- [Work to complete] Omit the pictures from the entries below and retype everything else exactly.

- [Data entries]
= = = =

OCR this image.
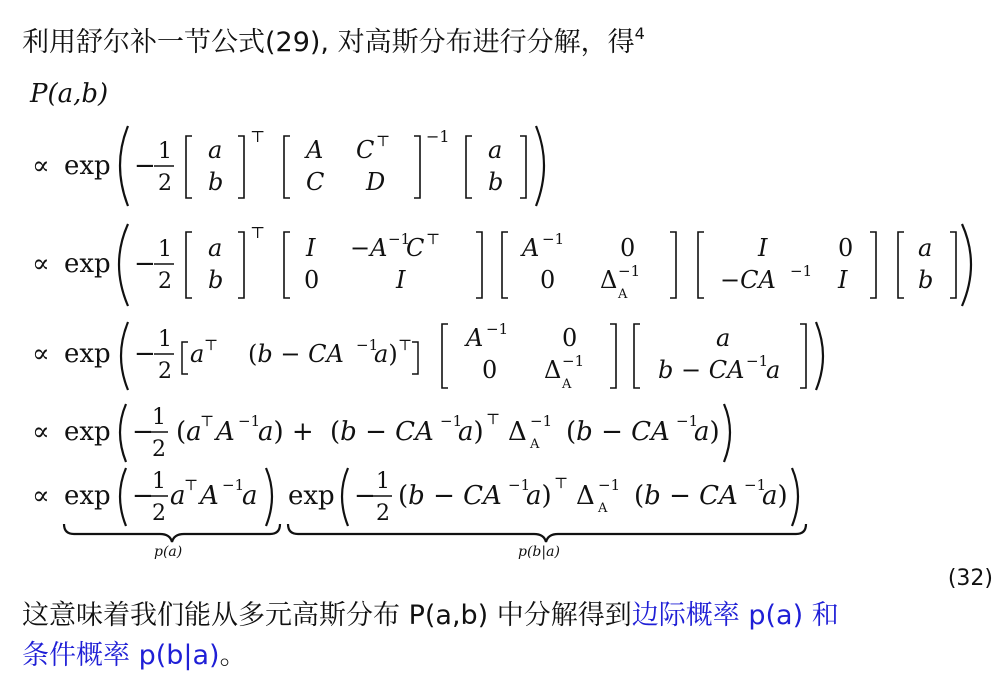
利用舒尔补一节公式(29), 对高斯分布进行分解，得$^4$
P(a,b)
∝ exp − 1
2
a
b
⊤ A C ⊤
C D
−1 a
b
∝ exp − 1
2
a
b
⊤
I −A −1
C ⊤
0	I
A −1 0
0 Δ −1
A
I	0
−CA −1 I
a
b
∝ exp − 1
2
a ⊤ (b − CA −1
a) ⊤ A −1 0
0 Δ −1
A
a
b − CA −1
a
∝ exp −
1
2
(a
⊤ A −1
a) + (b − CA −1
a) ⊤ Δ −1
A (b − CA −1
a)
∝ exp −
1
2
a
⊤ A −1
a exp − 1
2
(b − CA −1
a) ⊤ Δ −1
A (b − CA −1
a)
p(a)	p(b|a)
(32)
这意味着我们能从多元高斯分布 P(a,b) 中分解得到边际概率 p(a) 和
条件概率 p(b|a)。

= = = =

- [Exercise response]
OCR this image.
利用舒尔补一节公式(29), 对高斯分布进行分解，得$^4$
P(a,b)
∝ exp − 1
2
a
b
⊤ A C ⊤
C D
−1 a
b
∝ exp − 1
2
a
b
⊤
I −A −1
C ⊤
0	I
A −1 0
0 Δ −1
A
I	0
−CA −1 I
a
b
∝ exp − 1
2
a ⊤ (b − CA −1
a) ⊤ A −1 0
0 Δ −1
A
a
b − CA −1
a
∝ exp −
1
2
(a
⊤ A −1
a) + (b − CA −1
a) ⊤ Δ −1
A (b − CA −1
a)
∝ exp −
1
2
a
⊤ A −1
a exp − 1
2
(b − CA −1
a) ⊤ Δ −1
A (b − CA −1
a)
p(a)	p(b|a)
(32)
这意味着我们能从多元高斯分布 P(a,b) 中分解得到边际概率 p(a) 和
条件概率 p(b|a)。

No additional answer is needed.